> [Given exercise]: Produce the listing below again, exactly as shown.

> [Task data]:
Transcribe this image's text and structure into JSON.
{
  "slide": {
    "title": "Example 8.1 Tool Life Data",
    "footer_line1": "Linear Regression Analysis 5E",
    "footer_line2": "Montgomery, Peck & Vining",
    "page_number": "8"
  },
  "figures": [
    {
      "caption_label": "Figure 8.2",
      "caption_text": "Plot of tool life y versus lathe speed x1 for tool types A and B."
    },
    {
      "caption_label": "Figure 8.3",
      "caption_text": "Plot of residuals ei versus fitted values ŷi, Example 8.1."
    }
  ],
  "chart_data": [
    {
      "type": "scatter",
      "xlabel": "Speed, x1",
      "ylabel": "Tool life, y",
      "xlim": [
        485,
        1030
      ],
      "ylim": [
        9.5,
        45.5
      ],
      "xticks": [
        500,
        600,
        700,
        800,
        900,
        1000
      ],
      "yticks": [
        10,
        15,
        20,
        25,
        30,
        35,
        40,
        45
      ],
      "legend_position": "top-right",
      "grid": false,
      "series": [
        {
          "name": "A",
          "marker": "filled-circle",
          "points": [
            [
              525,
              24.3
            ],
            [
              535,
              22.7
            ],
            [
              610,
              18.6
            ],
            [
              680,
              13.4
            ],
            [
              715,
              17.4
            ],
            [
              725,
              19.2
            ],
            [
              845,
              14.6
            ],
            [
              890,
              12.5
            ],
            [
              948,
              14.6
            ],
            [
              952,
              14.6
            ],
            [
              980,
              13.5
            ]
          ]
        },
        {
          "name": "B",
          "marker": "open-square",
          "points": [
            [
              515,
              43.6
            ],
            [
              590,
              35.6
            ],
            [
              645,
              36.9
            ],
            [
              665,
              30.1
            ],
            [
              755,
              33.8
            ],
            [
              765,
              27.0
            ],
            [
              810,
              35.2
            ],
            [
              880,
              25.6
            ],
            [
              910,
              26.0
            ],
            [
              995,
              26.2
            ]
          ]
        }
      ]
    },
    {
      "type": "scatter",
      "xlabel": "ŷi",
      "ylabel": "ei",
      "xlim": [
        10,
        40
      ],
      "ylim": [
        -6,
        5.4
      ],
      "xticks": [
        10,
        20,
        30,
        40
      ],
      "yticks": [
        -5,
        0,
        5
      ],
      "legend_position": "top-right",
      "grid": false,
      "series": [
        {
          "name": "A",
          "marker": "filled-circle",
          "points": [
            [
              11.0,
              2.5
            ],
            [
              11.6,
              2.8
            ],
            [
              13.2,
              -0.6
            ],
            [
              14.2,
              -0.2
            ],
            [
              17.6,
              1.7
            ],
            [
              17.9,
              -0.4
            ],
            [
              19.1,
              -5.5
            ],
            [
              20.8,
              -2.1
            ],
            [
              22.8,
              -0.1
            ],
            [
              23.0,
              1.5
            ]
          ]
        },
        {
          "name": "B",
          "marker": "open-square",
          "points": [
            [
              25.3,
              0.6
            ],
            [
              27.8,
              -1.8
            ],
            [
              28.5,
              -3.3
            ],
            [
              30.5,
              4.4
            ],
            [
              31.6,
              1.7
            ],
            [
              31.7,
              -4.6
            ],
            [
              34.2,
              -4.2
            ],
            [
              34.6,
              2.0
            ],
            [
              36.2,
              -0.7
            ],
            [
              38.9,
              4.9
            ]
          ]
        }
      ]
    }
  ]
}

> [Completed task]:
Transcribe this image's text and structure into JSON.
{
  "slide": {
    "title": "Example 8.1 Tool Life Data",
    "footer_line1": "Linear Regression Analysis 5E",
    "footer_line2": "Montgomery, Peck & Vining",
    "page_number": "8"
  },
  "figures": [
    {
      "caption_label": "Figure 8.2",
      "caption_text": "Plot of tool life y versus lathe speed x1 for tool types A and B."
    },
    {
      "caption_label": "Figure 8.3",
      "caption_text": "Plot of residuals ei versus fitted values ŷi, Example 8.1."
    }
  ],
  "chart_data": [
    {
      "type": "scatter",
      "xlabel": "Speed, x1",
      "ylabel": "Tool life, y",
      "xlim": [
        485,
        1030
      ],
      "ylim": [
        9.5,
        45.5
      ],
      "xticks": [
        500,
        600,
        700,
        800,
        900,
        1000
      ],
      "yticks": [
        10,
        15,
        20,
        25,
        30,
        35,
        40,
        45
      ],
      "legend_position": "top-right",
      "grid": false,
      "series": [
        {
          "name": "A",
          "marker": "filled-circle",
          "points": [
            [
              525,
              24.3
            ],
            [
              535,
              22.7
            ],
            [
              610,
              18.6
            ],
            [
              680,
              13.4
            ],
            [
              715,
              17.4
            ],
            [
              725,
              19.2
            ],
            [
              845,
              14.6
            ],
            [
              890,
              12.5
            ],
            [
              948,
              14.6
            ],
            [
              952,
              14.6
            ],
            [
              980,
              13.5
            ]
          ]
        },
        {
          "name": "B",
          "marker": "open-square",
          "points": [
            [
              515,
              43.6
            ],
            [
              590,
              35.6
            ],
            [
              645,
              36.9
            ],
            [
              665,
              30.1
            ],
            [
              755,
              33.8
            ],
            [
              765,
              27.0
            ],
            [
              810,
              35.2
            ],
            [
              880,
              25.6
            ],
            [
              910,
              26.0
            ],
            [
              995,
              26.2
            ]
          ]
        }
      ]
    },
    {
      "type": "scatter",
      "xlabel": "ŷi",
      "ylabel": "ei",
      "xlim": [
        10,
        40
      ],
      "ylim": [
        -6,
        5.4
      ],
      "xticks": [
        10,
        20,
        30,
        40
      ],
      "yticks": [
        -5,
        0,
        5
      ],
      "legend_position": "top-right",
      "grid": false,
      "series": [
        {
          "name": "A",
          "marker": "filled-circle",
          "points": [
            [
              11.0,
              2.5
            ],
            [
              11.6,
              2.8
            ],
            [
              13.2,
              -0.6
            ],
            [
              14.2,
              -0.2
            ],
            [
              17.6,
              1.7
            ],
            [
              17.9,
              -0.4
            ],
            [
              19.1,
              -5.5
            ],
            [
              20.8,
              -2.1
            ],
            [
              22.8,
              -0.1
            ],
            [
              23.0,
              1.5
            ]
          ]
        },
        {
          "name": "B",
          "marker": "open-square",
          "points": [
            [
              25.3,
              0.6
            ],
            [
              27.8,
              -1.8
            ],
            [
              28.5,
              -3.3
            ],
            [
              30.5,
              4.4
            ],
            [
              31.6,
              1.7
            ],
            [
              31.7,
              -4.6
            ],
            [
              34.2,
              -4.2
            ],
            [
              34.6,
              2.0
            ],
            [
              36.2,
              -0.7
            ],
            [
              38.9,
              4.9
            ]
          ]
        }
      ]
    }
  ]
}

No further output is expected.